[Collected data entries]
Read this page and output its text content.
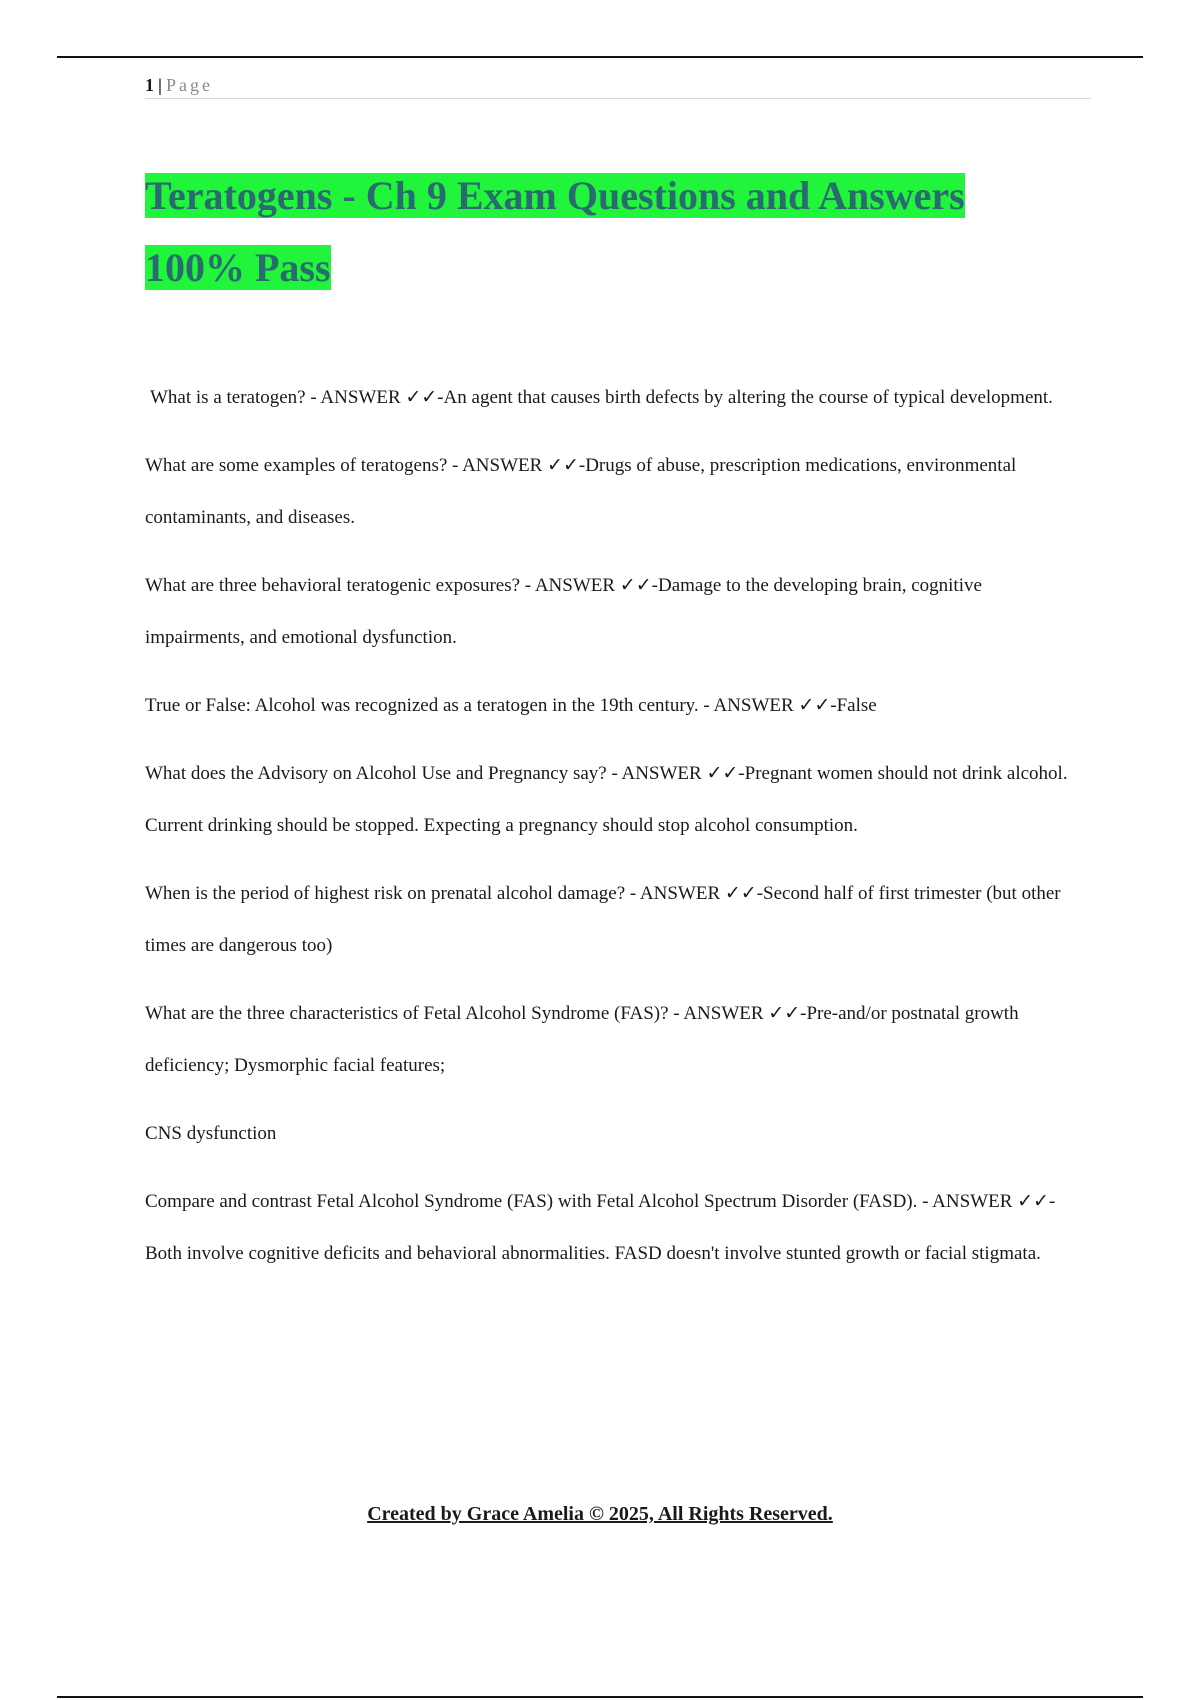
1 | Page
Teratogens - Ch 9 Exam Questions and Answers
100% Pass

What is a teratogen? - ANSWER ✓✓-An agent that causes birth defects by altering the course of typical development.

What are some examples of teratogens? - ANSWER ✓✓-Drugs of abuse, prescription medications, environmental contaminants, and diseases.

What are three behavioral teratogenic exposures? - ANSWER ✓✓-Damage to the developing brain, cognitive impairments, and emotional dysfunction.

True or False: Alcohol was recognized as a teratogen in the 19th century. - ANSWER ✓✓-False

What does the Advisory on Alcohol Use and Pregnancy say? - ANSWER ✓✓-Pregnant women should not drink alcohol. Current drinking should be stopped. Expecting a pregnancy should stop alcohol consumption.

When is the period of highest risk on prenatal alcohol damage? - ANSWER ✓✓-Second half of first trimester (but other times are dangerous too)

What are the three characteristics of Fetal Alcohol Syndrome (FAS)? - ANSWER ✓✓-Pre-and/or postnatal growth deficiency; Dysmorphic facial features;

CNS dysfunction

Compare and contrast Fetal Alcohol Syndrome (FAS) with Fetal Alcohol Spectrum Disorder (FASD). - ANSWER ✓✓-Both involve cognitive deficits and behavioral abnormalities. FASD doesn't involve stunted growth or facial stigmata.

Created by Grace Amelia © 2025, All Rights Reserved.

What the exercise asks: Using the entries above, find all lines with "three". Copy them.

Problem solution:
What are three behavioral teratogenic exposures? - ANSWER ✓✓-Damage to the developing brain, cognitive impairments, and emotional dysfunction.
What are the three characteristics of Fetal Alcohol Syndrome (FAS)? - ANSWER ✓✓-Pre-and/or postnatal growth deficiency; Dysmorphic facial features;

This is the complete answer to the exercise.